Whenever a line contains the string "icon", copy it out of the entries.

> [Dataset content]:

┄┄┄┄┄┄┄┄┄┄┄┄┄┄┄┄┄┄┄┄

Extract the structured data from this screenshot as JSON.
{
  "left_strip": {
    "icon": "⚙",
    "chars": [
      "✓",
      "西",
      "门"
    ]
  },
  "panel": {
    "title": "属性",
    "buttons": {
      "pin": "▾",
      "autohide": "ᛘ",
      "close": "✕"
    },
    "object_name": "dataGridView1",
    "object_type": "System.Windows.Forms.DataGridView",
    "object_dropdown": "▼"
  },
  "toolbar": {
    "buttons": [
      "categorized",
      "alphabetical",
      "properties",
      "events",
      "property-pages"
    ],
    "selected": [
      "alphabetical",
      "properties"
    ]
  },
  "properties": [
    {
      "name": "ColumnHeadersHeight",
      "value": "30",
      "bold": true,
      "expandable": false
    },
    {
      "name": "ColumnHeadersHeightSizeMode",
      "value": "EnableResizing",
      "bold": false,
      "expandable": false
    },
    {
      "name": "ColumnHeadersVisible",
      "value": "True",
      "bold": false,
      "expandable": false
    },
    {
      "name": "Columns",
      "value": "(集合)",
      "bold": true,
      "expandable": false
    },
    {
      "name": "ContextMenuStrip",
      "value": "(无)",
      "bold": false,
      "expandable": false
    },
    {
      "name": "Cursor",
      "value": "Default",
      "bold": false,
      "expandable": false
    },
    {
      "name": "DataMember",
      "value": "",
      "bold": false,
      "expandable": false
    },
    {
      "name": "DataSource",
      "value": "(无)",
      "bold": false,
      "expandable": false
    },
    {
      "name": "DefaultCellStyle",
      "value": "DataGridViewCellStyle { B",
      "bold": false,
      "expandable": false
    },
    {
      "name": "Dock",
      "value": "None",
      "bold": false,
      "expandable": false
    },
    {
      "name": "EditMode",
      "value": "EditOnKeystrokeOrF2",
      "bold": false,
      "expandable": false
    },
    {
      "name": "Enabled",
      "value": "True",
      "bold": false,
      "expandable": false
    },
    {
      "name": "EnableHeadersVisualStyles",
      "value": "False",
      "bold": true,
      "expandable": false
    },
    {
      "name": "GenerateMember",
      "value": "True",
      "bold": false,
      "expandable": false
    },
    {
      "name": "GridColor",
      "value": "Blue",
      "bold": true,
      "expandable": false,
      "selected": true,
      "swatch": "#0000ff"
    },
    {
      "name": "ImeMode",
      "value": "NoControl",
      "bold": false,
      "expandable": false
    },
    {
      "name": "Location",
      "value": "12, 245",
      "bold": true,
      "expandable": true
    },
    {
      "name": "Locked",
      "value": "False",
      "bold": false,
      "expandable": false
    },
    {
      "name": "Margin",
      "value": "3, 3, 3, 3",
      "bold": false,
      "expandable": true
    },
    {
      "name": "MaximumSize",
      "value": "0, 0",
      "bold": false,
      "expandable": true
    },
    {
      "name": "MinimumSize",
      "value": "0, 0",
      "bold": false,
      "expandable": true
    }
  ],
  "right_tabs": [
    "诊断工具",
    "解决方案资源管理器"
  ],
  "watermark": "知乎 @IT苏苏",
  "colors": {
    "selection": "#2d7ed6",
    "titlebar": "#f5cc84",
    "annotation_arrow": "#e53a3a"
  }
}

┄┄┄┄┄┄┄┄┄┄┄┄┄┄┄┄┄┄┄┄

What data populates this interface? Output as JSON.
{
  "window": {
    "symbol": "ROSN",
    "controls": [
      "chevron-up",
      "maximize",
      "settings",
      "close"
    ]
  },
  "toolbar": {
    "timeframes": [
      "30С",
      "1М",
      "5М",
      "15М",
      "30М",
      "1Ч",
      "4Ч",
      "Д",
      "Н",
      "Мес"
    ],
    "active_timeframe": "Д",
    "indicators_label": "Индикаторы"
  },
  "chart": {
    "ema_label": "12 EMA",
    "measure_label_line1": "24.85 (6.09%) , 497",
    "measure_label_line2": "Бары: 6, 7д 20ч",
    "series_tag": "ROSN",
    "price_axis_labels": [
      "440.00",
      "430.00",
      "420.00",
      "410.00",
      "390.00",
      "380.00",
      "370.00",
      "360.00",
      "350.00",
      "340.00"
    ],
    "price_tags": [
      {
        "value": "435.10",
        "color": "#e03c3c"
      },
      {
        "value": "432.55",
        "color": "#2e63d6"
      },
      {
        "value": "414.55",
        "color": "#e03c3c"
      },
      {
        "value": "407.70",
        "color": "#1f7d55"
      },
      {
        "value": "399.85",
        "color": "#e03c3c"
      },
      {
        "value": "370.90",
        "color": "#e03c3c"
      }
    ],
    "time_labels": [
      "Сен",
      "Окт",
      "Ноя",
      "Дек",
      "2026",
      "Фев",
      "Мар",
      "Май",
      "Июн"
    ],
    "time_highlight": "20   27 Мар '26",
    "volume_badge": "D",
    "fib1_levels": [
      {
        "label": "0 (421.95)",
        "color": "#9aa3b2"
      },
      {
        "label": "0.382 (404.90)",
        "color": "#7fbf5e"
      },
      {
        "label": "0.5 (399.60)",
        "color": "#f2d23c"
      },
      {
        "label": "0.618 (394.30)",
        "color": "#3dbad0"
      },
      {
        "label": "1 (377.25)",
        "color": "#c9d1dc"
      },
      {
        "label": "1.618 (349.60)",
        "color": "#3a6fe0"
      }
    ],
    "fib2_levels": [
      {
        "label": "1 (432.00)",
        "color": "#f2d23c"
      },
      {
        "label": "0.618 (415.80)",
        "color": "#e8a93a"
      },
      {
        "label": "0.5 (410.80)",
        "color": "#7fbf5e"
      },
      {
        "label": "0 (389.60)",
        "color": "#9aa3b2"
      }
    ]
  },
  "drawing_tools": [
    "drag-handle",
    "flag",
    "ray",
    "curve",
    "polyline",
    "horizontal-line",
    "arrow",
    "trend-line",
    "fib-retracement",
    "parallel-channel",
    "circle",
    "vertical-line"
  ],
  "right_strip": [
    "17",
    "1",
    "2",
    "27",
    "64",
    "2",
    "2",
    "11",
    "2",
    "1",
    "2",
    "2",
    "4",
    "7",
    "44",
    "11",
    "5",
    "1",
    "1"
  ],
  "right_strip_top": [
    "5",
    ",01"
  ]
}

┄┄┄┄┄┄┄┄┄┄┄┄┄┄┄┄┄┄┄┄

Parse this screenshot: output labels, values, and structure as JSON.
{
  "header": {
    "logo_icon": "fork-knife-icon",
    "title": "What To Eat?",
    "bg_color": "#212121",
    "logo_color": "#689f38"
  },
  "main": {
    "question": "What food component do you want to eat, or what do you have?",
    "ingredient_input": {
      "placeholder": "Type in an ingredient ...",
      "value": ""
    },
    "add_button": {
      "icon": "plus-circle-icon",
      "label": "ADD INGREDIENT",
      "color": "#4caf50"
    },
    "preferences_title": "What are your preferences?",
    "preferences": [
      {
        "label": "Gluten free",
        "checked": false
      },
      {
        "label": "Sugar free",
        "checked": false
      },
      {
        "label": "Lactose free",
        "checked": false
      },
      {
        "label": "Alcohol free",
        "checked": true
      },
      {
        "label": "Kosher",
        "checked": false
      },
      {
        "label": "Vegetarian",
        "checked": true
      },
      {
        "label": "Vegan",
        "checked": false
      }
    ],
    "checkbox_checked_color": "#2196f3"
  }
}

┄┄┄┄┄┄┄┄┄┄┄┄┄┄┄┄┄┄┄┄

> [Solution for this task]:
    "icon": "⚙",
    "logo_icon": "fork-knife-icon",
      "icon": "plus-circle-icon",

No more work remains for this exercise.